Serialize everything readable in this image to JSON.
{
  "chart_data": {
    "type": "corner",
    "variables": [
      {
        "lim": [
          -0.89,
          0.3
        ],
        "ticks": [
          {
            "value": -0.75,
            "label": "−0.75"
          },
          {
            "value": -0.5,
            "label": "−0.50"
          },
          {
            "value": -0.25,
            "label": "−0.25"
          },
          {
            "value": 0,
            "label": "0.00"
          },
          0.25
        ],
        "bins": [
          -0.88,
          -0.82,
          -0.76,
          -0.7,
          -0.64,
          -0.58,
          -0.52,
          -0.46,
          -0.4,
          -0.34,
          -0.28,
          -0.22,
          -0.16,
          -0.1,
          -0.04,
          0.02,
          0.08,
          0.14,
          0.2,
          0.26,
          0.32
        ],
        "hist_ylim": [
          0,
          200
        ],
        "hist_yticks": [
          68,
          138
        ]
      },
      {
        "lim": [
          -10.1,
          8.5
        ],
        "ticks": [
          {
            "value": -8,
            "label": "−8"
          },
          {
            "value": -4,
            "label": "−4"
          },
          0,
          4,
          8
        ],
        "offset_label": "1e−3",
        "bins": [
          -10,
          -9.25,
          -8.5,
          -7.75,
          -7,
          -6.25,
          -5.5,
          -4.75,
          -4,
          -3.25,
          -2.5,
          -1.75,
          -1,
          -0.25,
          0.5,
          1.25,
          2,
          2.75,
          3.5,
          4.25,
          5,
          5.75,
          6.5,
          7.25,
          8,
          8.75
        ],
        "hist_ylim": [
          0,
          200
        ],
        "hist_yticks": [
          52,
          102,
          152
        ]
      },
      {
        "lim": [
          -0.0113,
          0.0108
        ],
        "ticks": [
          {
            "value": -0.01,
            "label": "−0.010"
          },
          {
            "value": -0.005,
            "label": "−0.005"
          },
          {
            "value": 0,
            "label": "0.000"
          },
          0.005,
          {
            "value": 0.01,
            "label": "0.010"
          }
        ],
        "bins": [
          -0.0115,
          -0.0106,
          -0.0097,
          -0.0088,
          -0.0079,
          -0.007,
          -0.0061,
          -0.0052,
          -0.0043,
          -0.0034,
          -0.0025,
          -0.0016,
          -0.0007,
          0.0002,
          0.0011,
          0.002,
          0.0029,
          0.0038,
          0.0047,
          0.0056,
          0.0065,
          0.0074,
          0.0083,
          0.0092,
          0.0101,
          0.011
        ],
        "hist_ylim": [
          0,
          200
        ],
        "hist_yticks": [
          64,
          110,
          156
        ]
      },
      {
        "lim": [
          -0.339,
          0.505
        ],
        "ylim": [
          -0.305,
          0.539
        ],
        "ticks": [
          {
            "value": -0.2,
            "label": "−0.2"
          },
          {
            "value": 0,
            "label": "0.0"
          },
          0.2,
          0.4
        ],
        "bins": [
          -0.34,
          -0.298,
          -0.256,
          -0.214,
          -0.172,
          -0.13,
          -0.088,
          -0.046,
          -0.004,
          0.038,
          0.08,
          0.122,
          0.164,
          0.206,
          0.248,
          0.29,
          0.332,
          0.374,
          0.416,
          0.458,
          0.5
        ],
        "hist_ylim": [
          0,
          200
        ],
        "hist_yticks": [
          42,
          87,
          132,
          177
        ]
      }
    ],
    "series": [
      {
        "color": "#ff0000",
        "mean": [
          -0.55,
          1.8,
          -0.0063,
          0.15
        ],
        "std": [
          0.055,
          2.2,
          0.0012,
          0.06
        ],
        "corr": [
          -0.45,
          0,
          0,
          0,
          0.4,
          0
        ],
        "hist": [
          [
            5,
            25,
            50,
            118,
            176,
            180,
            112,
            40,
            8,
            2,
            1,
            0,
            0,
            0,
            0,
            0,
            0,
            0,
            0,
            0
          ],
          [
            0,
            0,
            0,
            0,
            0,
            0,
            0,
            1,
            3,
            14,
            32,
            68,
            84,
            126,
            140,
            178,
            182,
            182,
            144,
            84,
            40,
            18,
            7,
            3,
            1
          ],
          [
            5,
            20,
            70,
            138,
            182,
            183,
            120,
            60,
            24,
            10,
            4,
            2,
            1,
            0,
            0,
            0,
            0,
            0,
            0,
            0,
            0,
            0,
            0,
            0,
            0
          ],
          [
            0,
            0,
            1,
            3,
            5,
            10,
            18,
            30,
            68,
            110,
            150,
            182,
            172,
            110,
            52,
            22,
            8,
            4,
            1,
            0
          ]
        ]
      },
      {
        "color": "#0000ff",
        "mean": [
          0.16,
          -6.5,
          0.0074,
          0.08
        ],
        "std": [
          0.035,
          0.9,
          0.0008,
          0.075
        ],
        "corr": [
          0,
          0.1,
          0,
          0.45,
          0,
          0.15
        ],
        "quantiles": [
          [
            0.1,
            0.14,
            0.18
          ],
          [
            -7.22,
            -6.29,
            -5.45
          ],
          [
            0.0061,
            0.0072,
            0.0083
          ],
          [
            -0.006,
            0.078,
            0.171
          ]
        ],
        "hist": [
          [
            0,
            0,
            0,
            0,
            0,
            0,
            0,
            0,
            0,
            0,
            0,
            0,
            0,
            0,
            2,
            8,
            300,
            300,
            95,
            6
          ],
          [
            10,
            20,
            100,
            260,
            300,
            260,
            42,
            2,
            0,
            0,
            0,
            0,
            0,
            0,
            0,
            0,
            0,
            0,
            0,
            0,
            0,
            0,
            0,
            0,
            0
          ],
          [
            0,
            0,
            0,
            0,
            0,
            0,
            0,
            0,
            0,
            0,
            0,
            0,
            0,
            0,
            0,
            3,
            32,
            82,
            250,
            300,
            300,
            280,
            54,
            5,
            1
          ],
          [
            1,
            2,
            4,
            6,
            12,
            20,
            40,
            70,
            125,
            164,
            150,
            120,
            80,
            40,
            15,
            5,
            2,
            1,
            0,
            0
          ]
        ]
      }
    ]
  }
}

++++++++

• **Your task**: Quote the whole listing above, leaving nothing out.

• **Answer**:
Serialize everything readable in this image to JSON.
{
  "chart_data": {
    "type": "corner",
    "variables": [
      {
        "lim": [
          -0.89,
          0.3
        ],
        "ticks": [
          {
            "value": -0.75,
            "label": "−0.75"
          },
          {
            "value": -0.5,
            "label": "−0.50"
          },
          {
            "value": -0.25,
            "label": "−0.25"
          },
          {
            "value": 0,
            "label": "0.00"
          },
          0.25
        ],
        "bins": [
          -0.88,
          -0.82,
          -0.76,
          -0.7,
          -0.64,
          -0.58,
          -0.52,
          -0.46,
          -0.4,
          -0.34,
          -0.28,
          -0.22,
          -0.16,
          -0.1,
          -0.04,
          0.02,
          0.08,
          0.14,
          0.2,
          0.26,
          0.32
        ],
        "hist_ylim": [
          0,
          200
        ],
        "hist_yticks": [
          68,
          138
        ]
      },
      {
        "lim": [
          -10.1,
          8.5
        ],
        "ticks": [
          {
            "value": -8,
            "label": "−8"
          },
          {
            "value": -4,
            "label": "−4"
          },
          0,
          4,
          8
        ],
        "offset_label": "1e−3",
        "bins": [
          -10,
          -9.25,
          -8.5,
          -7.75,
          -7,
          -6.25,
          -5.5,
          -4.75,
          -4,
          -3.25,
          -2.5,
          -1.75,
          -1,
          -0.25,
          0.5,
          1.25,
          2,
          2.75,
          3.5,
          4.25,
          5,
          5.75,
          6.5,
          7.25,
          8,
          8.75
        ],
        "hist_ylim": [
          0,
          200
        ],
        "hist_yticks": [
          52,
          102,
          152
        ]
      },
      {
        "lim": [
          -0.0113,
          0.0108
        ],
        "ticks": [
          {
            "value": -0.01,
            "label": "−0.010"
          },
          {
            "value": -0.005,
            "label": "−0.005"
          },
          {
            "value": 0,
            "label": "0.000"
          },
          0.005,
          {
            "value": 0.01,
            "label": "0.010"
          }
        ],
        "bins": [
          -0.0115,
          -0.0106,
          -0.0097,
          -0.0088,
          -0.0079,
          -0.007,
          -0.0061,
          -0.0052,
          -0.0043,
          -0.0034,
          -0.0025,
          -0.0016,
          -0.0007,
          0.0002,
          0.0011,
          0.002,
          0.0029,
          0.0038,
          0.0047,
          0.0056,
          0.0065,
          0.0074,
          0.0083,
          0.0092,
          0.0101,
          0.011
        ],
        "hist_ylim": [
          0,
          200
        ],
        "hist_yticks": [
          64,
          110,
          156
        ]
      },
      {
        "lim": [
          -0.339,
          0.505
        ],
        "ylim": [
          -0.305,
          0.539
        ],
        "ticks": [
          {
            "value": -0.2,
            "label": "−0.2"
          },
          {
            "value": 0,
            "label": "0.0"
          },
          0.2,
          0.4
        ],
        "bins": [
          -0.34,
          -0.298,
          -0.256,
          -0.214,
          -0.172,
          -0.13,
          -0.088,
          -0.046,
          -0.004,
          0.038,
          0.08,
          0.122,
          0.164,
          0.206,
          0.248,
          0.29,
          0.332,
          0.374,
          0.416,
          0.458,
          0.5
        ],
        "hist_ylim": [
          0,
          200
        ],
        "hist_yticks": [
          42,
          87,
          132,
          177
        ]
      }
    ],
    "series": [
      {
        "color": "#ff0000",
        "mean": [
          -0.55,
          1.8,
          -0.0063,
          0.15
        ],
        "std": [
          0.055,
          2.2,
          0.0012,
          0.06
        ],
        "corr": [
          -0.45,
          0,
          0,
          0,
          0.4,
          0
        ],
        "hist": [
          [
            5,
            25,
            50,
            118,
            176,
            180,
            112,
            40,
            8,
            2,
            1,
            0,
            0,
            0,
            0,
            0,
            0,
            0,
            0,
            0
          ],
          [
            0,
            0,
            0,
            0,
            0,
            0,
            0,
            1,
            3,
            14,
            32,
            68,
            84,
            126,
            140,
            178,
            182,
            182,
            144,
            84,
            40,
            18,
            7,
            3,
            1
          ],
          [
            5,
            20,
            70,
            138,
            182,
            183,
            120,
            60,
            24,
            10,
            4,
            2,
            1,
            0,
            0,
            0,
            0,
            0,
            0,
            0,
            0,
            0,
            0,
            0,
            0
          ],
          [
            0,
            0,
            1,
            3,
            5,
            10,
            18,
            30,
            68,
            110,
            150,
            182,
            172,
            110,
            52,
            22,
            8,
            4,
            1,
            0
          ]
        ]
      },
      {
        "color": "#0000ff",
        "mean": [
          0.16,
          -6.5,
          0.0074,
          0.08
        ],
        "std": [
          0.035,
          0.9,
          0.0008,
          0.075
        ],
        "corr": [
          0,
          0.1,
          0,
          0.45,
          0,
          0.15
        ],
        "quantiles": [
          [
            0.1,
            0.14,
            0.18
          ],
          [
            -7.22,
            -6.29,
            -5.45
          ],
          [
            0.0061,
            0.0072,
            0.0083
          ],
          [
            -0.006,
            0.078,
            0.171
          ]
        ],
        "hist": [
          [
            0,
            0,
            0,
            0,
            0,
            0,
            0,
            0,
            0,
            0,
            0,
            0,
            0,
            0,
            2,
            8,
            300,
            300,
            95,
            6
          ],
          [
            10,
            20,
            100,
            260,
            300,
            260,
            42,
            2,
            0,
            0,
            0,
            0,
            0,
            0,
            0,
            0,
            0,
            0,
            0,
            0,
            0,
            0,
            0,
            0,
            0
          ],
          [
            0,
            0,
            0,
            0,
            0,
            0,
            0,
            0,
            0,
            0,
            0,
            0,
            0,
            0,
            0,
            3,
            32,
            82,
            250,
            300,
            300,
            280,
            54,
            5,
            1
          ],
          [
            1,
            2,
            4,
            6,
            12,
            20,
            40,
            70,
            125,
            164,
            150,
            120,
            80,
            40,
            15,
            5,
            2,
            1,
            0,
            0
          ]
        ]
      }
    ]
  }
}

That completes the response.